WRITTEN REQUEST = Go through the listing and pick out each line with the word "Life" in it.

DATA ENTRIES =
------

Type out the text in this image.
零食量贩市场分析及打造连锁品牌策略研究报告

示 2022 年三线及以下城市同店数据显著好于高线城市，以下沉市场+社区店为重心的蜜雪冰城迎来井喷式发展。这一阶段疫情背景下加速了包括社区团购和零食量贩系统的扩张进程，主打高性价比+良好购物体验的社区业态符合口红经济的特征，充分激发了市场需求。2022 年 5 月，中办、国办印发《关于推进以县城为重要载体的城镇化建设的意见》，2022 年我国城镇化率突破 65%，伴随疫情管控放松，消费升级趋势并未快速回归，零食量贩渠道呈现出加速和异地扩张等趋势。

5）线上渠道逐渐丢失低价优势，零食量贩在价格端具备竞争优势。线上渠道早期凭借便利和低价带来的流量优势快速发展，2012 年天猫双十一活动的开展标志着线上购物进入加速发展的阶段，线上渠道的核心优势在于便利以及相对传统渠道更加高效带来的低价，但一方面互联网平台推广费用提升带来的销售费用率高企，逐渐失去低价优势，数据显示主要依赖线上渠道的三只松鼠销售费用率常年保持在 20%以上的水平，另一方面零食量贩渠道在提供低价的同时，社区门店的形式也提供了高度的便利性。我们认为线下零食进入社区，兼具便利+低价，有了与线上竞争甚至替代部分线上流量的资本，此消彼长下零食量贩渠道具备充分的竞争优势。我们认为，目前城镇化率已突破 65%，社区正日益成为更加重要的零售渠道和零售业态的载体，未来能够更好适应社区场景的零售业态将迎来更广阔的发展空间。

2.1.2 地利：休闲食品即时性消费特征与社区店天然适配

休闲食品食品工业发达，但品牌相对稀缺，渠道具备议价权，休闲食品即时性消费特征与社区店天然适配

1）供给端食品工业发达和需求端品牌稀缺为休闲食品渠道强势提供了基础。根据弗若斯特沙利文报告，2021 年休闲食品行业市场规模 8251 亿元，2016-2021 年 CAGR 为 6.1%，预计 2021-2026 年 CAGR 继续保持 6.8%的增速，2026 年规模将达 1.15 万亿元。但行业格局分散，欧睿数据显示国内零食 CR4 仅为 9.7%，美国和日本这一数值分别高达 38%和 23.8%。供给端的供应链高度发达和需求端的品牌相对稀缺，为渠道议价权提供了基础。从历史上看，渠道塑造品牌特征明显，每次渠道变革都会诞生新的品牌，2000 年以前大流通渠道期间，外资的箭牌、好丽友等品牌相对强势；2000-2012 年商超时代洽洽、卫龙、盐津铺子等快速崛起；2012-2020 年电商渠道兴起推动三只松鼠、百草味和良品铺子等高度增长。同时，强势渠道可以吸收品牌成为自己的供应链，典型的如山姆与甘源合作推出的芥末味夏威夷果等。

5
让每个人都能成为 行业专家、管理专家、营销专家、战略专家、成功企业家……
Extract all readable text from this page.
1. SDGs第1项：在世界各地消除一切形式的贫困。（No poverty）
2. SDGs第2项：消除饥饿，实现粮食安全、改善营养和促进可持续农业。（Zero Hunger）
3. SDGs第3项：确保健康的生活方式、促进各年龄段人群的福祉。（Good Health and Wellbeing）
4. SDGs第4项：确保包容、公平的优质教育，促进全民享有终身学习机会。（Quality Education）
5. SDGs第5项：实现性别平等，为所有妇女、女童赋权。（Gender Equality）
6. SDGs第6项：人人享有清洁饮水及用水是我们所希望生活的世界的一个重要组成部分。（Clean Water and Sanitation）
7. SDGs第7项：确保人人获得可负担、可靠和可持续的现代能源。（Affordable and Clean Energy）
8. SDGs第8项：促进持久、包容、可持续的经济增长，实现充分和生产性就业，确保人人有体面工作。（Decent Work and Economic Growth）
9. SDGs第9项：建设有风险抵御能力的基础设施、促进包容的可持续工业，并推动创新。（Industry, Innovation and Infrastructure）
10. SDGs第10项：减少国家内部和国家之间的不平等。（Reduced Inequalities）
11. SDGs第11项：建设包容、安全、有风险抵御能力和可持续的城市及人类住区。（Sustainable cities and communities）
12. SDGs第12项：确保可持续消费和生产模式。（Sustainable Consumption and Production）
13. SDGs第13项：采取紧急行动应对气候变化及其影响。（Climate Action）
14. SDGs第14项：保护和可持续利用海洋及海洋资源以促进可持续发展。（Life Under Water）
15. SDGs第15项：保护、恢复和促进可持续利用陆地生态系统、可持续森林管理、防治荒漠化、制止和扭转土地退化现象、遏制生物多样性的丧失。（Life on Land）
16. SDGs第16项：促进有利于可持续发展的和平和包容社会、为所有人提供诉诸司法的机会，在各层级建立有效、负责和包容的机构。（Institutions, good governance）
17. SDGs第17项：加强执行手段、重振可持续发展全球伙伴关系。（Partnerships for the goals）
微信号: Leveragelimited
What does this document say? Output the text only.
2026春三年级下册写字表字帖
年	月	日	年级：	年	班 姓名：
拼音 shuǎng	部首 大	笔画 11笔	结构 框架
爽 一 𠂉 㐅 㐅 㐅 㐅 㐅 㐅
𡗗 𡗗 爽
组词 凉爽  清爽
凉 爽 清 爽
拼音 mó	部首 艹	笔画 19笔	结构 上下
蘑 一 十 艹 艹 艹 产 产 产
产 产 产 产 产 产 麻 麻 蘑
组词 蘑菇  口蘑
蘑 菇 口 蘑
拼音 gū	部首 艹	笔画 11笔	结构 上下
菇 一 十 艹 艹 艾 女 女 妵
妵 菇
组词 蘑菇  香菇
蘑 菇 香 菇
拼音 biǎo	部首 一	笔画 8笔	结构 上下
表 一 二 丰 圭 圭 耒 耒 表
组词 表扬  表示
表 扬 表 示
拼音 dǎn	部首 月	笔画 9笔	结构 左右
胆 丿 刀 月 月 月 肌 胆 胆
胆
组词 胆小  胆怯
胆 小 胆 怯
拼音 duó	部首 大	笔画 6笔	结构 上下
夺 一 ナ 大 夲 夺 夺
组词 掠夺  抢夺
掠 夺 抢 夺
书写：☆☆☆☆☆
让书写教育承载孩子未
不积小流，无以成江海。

------

EXERCISE SOLUTION =
14. SDGs第14项：保护和可持续利用海洋及海洋资源以促进可持续发展。（Life Under Water）
15. SDGs第15项：保护、恢复和促进可持续利用陆地生态系统、可持续森林管理、防治荒漠化、制止和扭转土地退化现象、遏制生物多样性的丧失。（Life on Land）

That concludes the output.